> _Information shown_:
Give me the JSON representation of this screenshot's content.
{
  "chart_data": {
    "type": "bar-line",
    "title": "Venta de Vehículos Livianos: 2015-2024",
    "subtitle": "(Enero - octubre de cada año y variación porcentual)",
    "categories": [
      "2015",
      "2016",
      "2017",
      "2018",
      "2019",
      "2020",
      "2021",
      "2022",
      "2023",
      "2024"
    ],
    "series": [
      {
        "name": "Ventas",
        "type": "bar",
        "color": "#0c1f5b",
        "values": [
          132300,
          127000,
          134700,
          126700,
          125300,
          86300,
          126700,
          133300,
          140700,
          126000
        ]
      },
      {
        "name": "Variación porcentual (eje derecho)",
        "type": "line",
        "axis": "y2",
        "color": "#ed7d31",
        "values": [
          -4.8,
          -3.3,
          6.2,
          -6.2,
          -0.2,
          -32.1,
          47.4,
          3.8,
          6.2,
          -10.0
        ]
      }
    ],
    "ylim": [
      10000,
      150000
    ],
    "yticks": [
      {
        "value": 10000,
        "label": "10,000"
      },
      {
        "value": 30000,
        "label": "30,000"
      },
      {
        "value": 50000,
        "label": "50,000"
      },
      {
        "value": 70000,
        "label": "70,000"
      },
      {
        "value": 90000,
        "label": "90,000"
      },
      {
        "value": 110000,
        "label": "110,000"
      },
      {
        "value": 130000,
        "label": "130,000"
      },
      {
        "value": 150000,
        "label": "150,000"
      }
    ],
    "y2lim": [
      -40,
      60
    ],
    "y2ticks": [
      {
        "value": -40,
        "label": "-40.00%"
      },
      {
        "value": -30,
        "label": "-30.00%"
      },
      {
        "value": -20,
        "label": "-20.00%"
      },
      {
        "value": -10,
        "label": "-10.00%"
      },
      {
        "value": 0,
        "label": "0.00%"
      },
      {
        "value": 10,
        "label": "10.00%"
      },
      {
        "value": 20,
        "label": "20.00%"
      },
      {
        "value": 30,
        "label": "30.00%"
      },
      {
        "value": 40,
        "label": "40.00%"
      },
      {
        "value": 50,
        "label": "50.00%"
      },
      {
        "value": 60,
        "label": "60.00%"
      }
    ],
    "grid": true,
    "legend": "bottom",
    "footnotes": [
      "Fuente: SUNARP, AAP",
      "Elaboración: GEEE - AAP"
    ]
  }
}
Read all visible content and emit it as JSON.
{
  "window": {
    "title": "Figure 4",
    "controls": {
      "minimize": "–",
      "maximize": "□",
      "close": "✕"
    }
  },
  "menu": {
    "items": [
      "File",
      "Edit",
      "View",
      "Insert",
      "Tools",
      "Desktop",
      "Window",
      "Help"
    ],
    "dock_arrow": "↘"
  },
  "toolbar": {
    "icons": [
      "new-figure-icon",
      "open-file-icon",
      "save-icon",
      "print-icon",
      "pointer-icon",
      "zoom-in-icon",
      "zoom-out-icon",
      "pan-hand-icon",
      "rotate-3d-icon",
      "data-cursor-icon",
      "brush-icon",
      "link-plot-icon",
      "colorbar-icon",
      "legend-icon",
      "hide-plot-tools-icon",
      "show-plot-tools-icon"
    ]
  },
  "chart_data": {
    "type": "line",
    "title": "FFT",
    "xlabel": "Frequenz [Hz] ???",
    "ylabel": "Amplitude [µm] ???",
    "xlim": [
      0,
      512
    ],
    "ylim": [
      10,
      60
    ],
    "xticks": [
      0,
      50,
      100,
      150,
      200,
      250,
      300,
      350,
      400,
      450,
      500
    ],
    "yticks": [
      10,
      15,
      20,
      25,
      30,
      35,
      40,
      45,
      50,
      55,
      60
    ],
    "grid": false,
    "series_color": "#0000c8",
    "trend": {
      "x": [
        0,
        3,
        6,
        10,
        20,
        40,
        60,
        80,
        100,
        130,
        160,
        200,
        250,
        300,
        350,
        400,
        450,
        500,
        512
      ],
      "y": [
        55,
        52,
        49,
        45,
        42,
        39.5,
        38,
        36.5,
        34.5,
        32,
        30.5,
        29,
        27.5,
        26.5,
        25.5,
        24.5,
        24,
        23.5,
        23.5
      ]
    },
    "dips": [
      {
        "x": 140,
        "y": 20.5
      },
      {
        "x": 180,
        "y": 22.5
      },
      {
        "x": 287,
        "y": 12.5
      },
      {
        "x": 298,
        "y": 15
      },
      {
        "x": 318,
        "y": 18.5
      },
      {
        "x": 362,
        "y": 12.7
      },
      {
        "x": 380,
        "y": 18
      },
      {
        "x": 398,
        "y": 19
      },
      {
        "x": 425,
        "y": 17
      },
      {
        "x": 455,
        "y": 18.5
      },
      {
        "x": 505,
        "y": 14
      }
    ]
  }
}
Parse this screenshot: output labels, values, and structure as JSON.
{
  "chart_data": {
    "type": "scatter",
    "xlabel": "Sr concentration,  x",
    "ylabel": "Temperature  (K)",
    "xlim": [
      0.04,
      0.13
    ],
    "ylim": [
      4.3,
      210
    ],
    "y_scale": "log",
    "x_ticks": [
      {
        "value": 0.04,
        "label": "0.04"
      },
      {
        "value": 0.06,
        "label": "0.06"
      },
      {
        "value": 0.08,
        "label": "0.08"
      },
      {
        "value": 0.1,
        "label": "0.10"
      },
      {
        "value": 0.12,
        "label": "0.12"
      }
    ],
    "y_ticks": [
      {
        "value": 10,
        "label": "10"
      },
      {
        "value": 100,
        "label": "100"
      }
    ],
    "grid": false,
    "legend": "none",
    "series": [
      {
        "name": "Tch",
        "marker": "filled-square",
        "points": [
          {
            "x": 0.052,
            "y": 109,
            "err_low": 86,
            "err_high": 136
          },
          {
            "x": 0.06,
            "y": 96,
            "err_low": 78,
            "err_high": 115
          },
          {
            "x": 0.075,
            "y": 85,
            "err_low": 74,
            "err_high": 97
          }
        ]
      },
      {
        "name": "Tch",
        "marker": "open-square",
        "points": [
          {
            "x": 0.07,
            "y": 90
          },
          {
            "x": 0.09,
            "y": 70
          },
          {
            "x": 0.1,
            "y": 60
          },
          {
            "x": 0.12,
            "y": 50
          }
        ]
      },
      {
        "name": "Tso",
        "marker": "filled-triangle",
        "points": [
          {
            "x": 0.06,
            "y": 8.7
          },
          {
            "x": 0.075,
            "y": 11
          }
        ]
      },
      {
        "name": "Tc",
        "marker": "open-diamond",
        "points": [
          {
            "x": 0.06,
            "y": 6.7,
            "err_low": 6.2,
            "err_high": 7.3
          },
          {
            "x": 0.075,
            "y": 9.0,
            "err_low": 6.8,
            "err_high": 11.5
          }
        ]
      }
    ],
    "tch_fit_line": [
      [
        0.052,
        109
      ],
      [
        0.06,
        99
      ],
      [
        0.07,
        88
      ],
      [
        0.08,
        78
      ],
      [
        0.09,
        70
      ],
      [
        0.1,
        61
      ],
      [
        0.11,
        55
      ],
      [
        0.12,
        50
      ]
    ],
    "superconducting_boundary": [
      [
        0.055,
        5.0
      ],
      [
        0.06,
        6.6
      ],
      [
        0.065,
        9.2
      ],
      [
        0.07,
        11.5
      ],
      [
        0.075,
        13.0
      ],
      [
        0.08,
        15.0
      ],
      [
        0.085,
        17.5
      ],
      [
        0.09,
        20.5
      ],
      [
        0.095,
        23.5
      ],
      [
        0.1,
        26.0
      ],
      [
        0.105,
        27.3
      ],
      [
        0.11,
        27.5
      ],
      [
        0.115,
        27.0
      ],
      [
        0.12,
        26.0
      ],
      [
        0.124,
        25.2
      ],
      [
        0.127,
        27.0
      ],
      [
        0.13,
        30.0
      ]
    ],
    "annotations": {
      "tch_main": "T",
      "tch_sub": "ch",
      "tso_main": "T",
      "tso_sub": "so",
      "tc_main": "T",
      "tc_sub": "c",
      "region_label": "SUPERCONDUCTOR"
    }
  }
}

> _Goal_: Look through the entries above for the word "square". Copy every line where it shows up.

> _Solution below_:
        "marker": "filled-square",
        "marker": "open-square",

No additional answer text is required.